### Problem details
Beneath this sentence is a set of records; write each of them out exactly.

### Dataset rows
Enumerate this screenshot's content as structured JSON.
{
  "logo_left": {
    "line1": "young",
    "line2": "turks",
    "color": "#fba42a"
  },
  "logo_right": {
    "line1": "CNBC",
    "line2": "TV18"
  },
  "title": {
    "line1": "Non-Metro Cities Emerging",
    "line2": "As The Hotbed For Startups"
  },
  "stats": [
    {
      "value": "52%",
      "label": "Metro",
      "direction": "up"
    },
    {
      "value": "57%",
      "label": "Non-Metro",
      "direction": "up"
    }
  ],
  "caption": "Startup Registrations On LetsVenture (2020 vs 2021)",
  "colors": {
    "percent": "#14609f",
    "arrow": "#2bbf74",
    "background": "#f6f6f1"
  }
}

### Task result
Enumerate this screenshot's content as structured JSON.
{
  "logo_left": {
    "line1": "young",
    "line2": "turks",
    "color": "#fba42a"
  },
  "logo_right": {
    "line1": "CNBC",
    "line2": "TV18"
  },
  "title": {
    "line1": "Non-Metro Cities Emerging",
    "line2": "As The Hotbed For Startups"
  },
  "stats": [
    {
      "value": "52%",
      "label": "Metro",
      "direction": "up"
    },
    {
      "value": "57%",
      "label": "Non-Metro",
      "direction": "up"
    }
  ],
  "caption": "Startup Registrations On LetsVenture (2020 vs 2021)",
  "colors": {
    "percent": "#14609f",
    "arrow": "#2bbf74",
    "background": "#f6f6f1"
  }
}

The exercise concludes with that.